── Page extract ──
October 1914 to January 1915

German intrigue and Turkish ambitions in the Middle East

(To see Maps and Photographs relating to the article, please go HERE)

Before August 1914 Germany had positioned agents, often disguised as archaeologists or managers of commercial companies, in locations around the Persian Gulf.  These men were well supplied with funds and they were tasked with promoting dissidence amongst tribes inhabiting British areas of interest.  Kaiser Wilhelm had publicly displayed affection and understanding towards Islam as he saw such activity as a prelude to fomenting disorder against British rule in India, Afghanistan and Egypt.  When Turkey entered the Great War as an ally of Germany, Jihad or Holy War was declared by the Islamic authorities in Constantinople against Turkey’s enemies.  German intrigues combined with Turkish ambitions to form a larger nation of Turkic peoples were to provide Britain and Russia with considerable military problems in the Middle East, many of the consequent operations passing almost unnoticed at the time.

Right: Sultan Taimur of Muscat

Muscat in 1914

In August 1914 Muscat and Oman were in effect two separate states, both with very rudimentary forms of rule.  Oman, the mountainous interior, was purportedly led by a newly-elected Imam or religious leader named Salim bin Rashid al Kharusi.  Muscat was the coastal region ruled by Sultan Taimur who had succeeded his deceased father in 1913.  Britain had signed three treaties with former Sultans that had been designed to halt the East African slave trade, whilst the Royal Navy regarded Muscat and other Omani harbours as being strategically important.  Britain ostensibly did not interfere in Muscat’s internal affairs but it financed the Sultan as required, and in return expected other foreign powers to be kept out of the state.  A Political Agent and a small British military garrison were maintained in Muscat.
───
Exercises to complete ->
**a)** Repeat the Middle East history passage from "In August 1914" up to and including "maintained in Muscat.".
**b)** Answer these questions using the Middle East history passage:
(i) What did German agents around the Persian Gulf often pose as?
(ii) In what year did Sultan Taimur succeed his father?
(iii) What was the name of Oman's newly elected Imam?
**c)** Carry on the Middle East history passage, starting after its last sentence.
The items come from a separate source.
── Information provided ──
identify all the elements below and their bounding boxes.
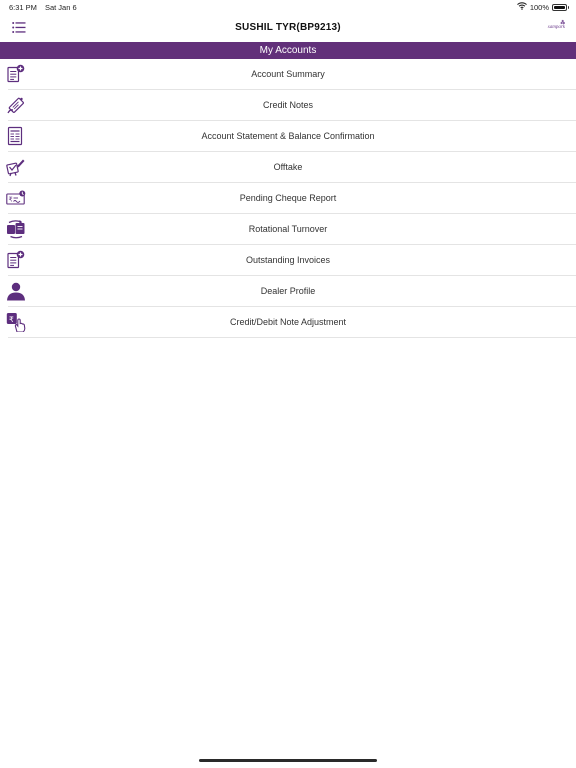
- menu-item-label: Credit Notes: [262, 100, 314, 110]
- menu-item-offtake[interactable]: Offtake: [6, 152, 576, 183]
- menu-item-label: Offtake: [273, 162, 303, 172]
- menu-item-label: Account Summary: [251, 69, 325, 79]
- statement-ledger-icon: [6, 126, 26, 146]
- menu-item-label: Pending Cheque Report: [239, 193, 337, 203]
- svg-text:₹: ₹: [9, 315, 14, 324]
- sampark-logo: ⁂ sampark: [543, 20, 565, 36]
- wifi-icon: [516, 2, 527, 12]
- menu-item-rotational-turnover[interactable]: Rotational Turnover: [6, 214, 576, 245]
- status-date: Sat Jan 6: [44, 3, 77, 12]
- document-plus-icon: [6, 64, 26, 84]
- menu-item-account-summary[interactable]: Account Summary: [6, 59, 576, 90]
- person-icon: [6, 281, 26, 301]
- battery-icon: [552, 3, 569, 11]
- menu-item-outstanding-invoices[interactable]: Outstanding Invoices: [6, 245, 576, 276]
- menu-item-credit-debit-adjustment[interactable]: ₹ Credit/Debit Note Adjustment: [6, 307, 576, 338]
- menu-item-label: Rotational Turnover: [248, 224, 328, 234]
- menu-item-pending-cheque[interactable]: ₹ Pending Cheque Report: [6, 183, 576, 214]
- menu-item-label: Account Statement & Balance Confirmation: [201, 131, 375, 141]
- menu-item-credit-notes[interactable]: Credit Notes: [6, 90, 576, 121]
- status-time: 6:31 PM: [9, 3, 37, 12]
- svg-text:₹: ₹: [9, 196, 13, 204]
- rotational-turnover-icon: [6, 219, 26, 239]
- invoice-plus-icon: [6, 250, 26, 270]
- cheque-icon: ₹: [6, 188, 26, 208]
- app-screen: 6:31 PM Sat Jan 6 100% SUSHIL TYR(BP9213…: [0, 0, 576, 768]
- menu-item-account-statement[interactable]: Account Statement & Balance Confirmation: [6, 121, 576, 152]
- credit-note-tag-icon: [6, 95, 26, 115]
- status-right: 100%: [516, 2, 569, 12]
- header-title: SUSHIL TYR(BP9213): [235, 22, 341, 33]
- logo-text: sampark: [547, 25, 565, 30]
- battery-percent: 100%: [529, 2, 549, 12]
- offtake-scanner-icon: [6, 157, 26, 177]
- status-bar: 6:31 PM Sat Jan 6 100%: [0, 0, 576, 14]
- menu-item-label: Dealer Profile: [260, 286, 316, 296]
- rupee-hand-icon: ₹: [6, 312, 26, 333]
- home-indicator[interactable]: [199, 759, 377, 762]
- section-title: My Accounts: [0, 42, 576, 59]
- menu-item-dealer-profile[interactable]: Dealer Profile: [6, 276, 576, 307]
- status-left: 6:31 PM Sat Jan 6: [9, 3, 77, 12]
- app-header: SUSHIL TYR(BP9213) ⁂ sampark: [0, 14, 576, 42]
- menu-item-label: Outstanding Invoices: [245, 255, 331, 265]
- menu-item-label: Credit/Debit Note Adjustment: [229, 317, 347, 327]
- accounts-menu-list: Account Summary Credit Notes Account Sta…: [0, 59, 576, 338]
───
Solved tasks ->
**a)**
In August 1914 Muscat and Oman were in effect two separate states, both with very rudimentary forms of rule.  Oman, the mountainous interior, was purportedly led by a newly-elected Imam or religious leader named Salim bin Rashid al Kharusi.  Muscat was the coastal region ruled by Sultan Taimur who had succeeded his deceased father in 1913.  Britain had signed three treaties with former Sultans that had been designed to halt the East African slave trade, whilst the Royal Navy regarded Muscat and other Omani harbours as being strategically important.  Britain ostensibly did not interfere in Muscat’s internal affairs but it financed the Sultan as required, and in return expected other foreign powers to be kept out of the state.  A Political Agent and a small British military garrison were maintained in Muscat.

**b)**
(i) Archaeologists or managers of commercial companies
(ii) 1913
(iii) Salim bin Rashid al Kharusi

**c)**
Muscat owned an enclave on Indian (now Pakistani) territory at Gwadur, and Omani and Muscati traders prospered by shipping rifles across the mouth of the Persian Gulf for sale in volatile areas such as Mekran, Afghanistan and Persia.  These rifles were then often used by tribesmen contesting British authority.  Whilst sporting rifles were very popular with those who could afford them, most of the weapons were European surplus items but some shipments were modern replicas of weapons that were popular in the region.  The Martini-Henry drop-down loading lever and large calibre bullet made this rifle a popular choice.

In 1912 Britain attempted to centralise the rifle trade in Muscat where some form of control could be exercised.  But this British action inflamed passions in the poverty-stricken interior and plans were laid to attack Muscat.  In 1914 this presented an ideal situation where the Turkish Jihad and German gold could combine to seriously damage British interests.  

Left: Omani sword, shield and Martini Henry rifle


The battle of Bait Al Falaj, Muscat, Sultanate of Oman


Sultan Taimur possessed a small army of loyal tribesmen that was based in a fort named Bait Al Falaj (House of the Water Channel).  This fort lay in a valley that provided an exit down a wadi (valley) to the coast and on to the adjacent towns of Muttrah and Muscat .  A ridge of stark and barren hills lay to the west of the fort.  Bait Al Falaj fort, constructed and improved from 1845,  was the key to the defence of Muscat. 

In October 1914 a small detachment of the 102nd King Edward’s Own Grenadiers, Indian Army, was garrisoning Muscat when two unsuccessful attacks were mounted on the picquet line located on the ridge west of Bait Al Falaj.   The Grenadiers were commanded by Lieutenant Colonel S.M. Edwardes DSO.  As information had been received that the Imam and many local tribal leaders intended to attack Muscat, Colonel Edwardes requested reinforcements from India in October, to prevent the small Sultan’s army and the British garrison from being overwhelmed.  The reinforcements arrived in the form of six companies of the 95th Russell’s Infantry, Indian Army, with two machine guns, under the command of Lieutenant Colonel F.F. Major; this brought the Muscat British garrison strength up to 1,000 men.

Above: Fort Mirani perched above Muscat harbour

In early January 1915 news arrived that the Imam’s army was forming up, and mounted riders could be observed on the plain west of the picquet line.  Some men carried modern rifles but others carried swords and protected themselves with breastplates and small but thick shields made from rhinoceros or hippopotamus leather; the material for these shields had been obtained due to Oman’s strong historical links with East Africa.  The warriors were incited by religious fervour.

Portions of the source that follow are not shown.